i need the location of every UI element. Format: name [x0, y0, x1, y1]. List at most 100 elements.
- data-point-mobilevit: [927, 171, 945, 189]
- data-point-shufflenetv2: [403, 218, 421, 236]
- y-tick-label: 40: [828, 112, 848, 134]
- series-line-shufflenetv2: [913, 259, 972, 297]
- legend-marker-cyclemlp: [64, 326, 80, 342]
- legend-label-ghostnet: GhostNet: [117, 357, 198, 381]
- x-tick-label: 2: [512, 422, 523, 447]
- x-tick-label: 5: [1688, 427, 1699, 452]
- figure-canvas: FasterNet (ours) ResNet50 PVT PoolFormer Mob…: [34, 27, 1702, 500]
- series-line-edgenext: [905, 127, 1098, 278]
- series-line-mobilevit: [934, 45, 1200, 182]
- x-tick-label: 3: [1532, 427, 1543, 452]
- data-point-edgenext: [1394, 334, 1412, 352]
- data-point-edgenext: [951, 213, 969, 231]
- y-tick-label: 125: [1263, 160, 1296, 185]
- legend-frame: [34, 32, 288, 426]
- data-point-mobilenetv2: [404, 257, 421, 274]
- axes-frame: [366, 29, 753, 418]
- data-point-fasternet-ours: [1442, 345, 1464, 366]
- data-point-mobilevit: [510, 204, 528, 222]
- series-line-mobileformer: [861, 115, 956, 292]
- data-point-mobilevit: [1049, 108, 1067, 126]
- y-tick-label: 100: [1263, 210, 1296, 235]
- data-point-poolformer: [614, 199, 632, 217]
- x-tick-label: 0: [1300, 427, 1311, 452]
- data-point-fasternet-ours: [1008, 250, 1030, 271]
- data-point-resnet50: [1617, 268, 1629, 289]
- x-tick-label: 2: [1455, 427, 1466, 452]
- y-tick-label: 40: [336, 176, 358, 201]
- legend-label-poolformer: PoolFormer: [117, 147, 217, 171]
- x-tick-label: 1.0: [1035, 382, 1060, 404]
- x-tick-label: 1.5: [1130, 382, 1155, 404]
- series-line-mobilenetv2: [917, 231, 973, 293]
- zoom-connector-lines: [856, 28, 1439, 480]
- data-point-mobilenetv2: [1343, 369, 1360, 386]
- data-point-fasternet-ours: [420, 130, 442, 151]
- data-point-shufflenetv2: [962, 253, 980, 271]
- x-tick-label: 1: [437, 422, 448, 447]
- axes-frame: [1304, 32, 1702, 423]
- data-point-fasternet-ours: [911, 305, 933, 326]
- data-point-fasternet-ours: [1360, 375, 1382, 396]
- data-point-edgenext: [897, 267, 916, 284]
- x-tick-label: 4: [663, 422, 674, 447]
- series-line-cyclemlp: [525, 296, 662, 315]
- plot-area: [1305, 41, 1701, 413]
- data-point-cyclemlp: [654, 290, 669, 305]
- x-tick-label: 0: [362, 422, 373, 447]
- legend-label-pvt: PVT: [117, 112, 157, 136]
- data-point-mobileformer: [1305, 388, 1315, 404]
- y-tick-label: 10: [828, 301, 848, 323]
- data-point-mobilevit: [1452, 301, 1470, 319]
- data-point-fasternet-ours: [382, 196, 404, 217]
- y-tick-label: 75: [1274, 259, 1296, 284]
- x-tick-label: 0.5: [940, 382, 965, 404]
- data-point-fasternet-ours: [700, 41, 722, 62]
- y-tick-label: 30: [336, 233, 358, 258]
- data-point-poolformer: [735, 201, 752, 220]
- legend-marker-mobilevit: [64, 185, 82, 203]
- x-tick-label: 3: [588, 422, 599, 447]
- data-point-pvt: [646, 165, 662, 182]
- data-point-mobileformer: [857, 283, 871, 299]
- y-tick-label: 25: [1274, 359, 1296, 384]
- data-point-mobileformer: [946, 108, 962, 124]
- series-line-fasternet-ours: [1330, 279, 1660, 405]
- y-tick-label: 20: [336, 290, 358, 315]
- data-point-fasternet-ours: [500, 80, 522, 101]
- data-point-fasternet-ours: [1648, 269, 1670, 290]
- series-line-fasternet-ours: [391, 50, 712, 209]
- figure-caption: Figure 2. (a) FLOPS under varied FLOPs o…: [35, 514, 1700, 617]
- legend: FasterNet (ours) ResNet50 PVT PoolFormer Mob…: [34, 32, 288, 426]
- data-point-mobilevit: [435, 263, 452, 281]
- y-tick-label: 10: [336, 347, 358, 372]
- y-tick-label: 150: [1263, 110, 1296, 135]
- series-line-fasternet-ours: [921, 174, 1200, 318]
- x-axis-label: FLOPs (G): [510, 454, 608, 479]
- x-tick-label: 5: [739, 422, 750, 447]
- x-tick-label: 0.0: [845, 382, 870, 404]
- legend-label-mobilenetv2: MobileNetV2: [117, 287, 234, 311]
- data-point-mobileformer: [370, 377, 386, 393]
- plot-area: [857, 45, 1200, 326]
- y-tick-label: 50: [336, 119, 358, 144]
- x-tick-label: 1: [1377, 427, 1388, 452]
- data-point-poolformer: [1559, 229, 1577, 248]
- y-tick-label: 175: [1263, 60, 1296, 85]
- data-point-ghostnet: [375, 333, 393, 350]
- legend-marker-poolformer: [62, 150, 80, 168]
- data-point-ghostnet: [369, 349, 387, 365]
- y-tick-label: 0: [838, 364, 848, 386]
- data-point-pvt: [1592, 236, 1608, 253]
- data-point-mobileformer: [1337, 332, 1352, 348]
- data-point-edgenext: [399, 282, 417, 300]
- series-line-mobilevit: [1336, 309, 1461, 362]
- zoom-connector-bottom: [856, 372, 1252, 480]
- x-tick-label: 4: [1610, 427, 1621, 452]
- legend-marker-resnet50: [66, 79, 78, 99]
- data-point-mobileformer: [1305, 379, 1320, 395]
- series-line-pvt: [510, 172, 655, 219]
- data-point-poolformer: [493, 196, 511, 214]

* **WHAT IS NEEDED**
Transcribe, line for line, the stretch of the entries from their very beginning through the line that contains "- y-tick-label: 125: [1263, 160, 1296, 185]", including that line.

* **EXERCISE RESULT**
i need the location of every UI element. Format: name [x0, y0, x1, y1]. List at most 100 elements.
- data-point-mobilevit: [927, 171, 945, 189]
- data-point-shufflenetv2: [403, 218, 421, 236]
- y-tick-label: 40: [828, 112, 848, 134]
- series-line-shufflenetv2: [913, 259, 972, 297]
- legend-marker-cyclemlp: [64, 326, 80, 342]
- legend-label-ghostnet: GhostNet: [117, 357, 198, 381]
- x-tick-label: 2: [512, 422, 523, 447]
- x-tick-label: 5: [1688, 427, 1699, 452]
- figure-canvas: FasterNet (ours) ResNet50 PVT PoolFormer Mob…: [34, 27, 1702, 500]
- series-line-edgenext: [905, 127, 1098, 278]
- series-line-mobilevit: [934, 45, 1200, 182]
- x-tick-label: 3: [1532, 427, 1543, 452]
- data-point-edgenext: [1394, 334, 1412, 352]
- data-point-edgenext: [951, 213, 969, 231]
- y-tick-label: 125: [1263, 160, 1296, 185]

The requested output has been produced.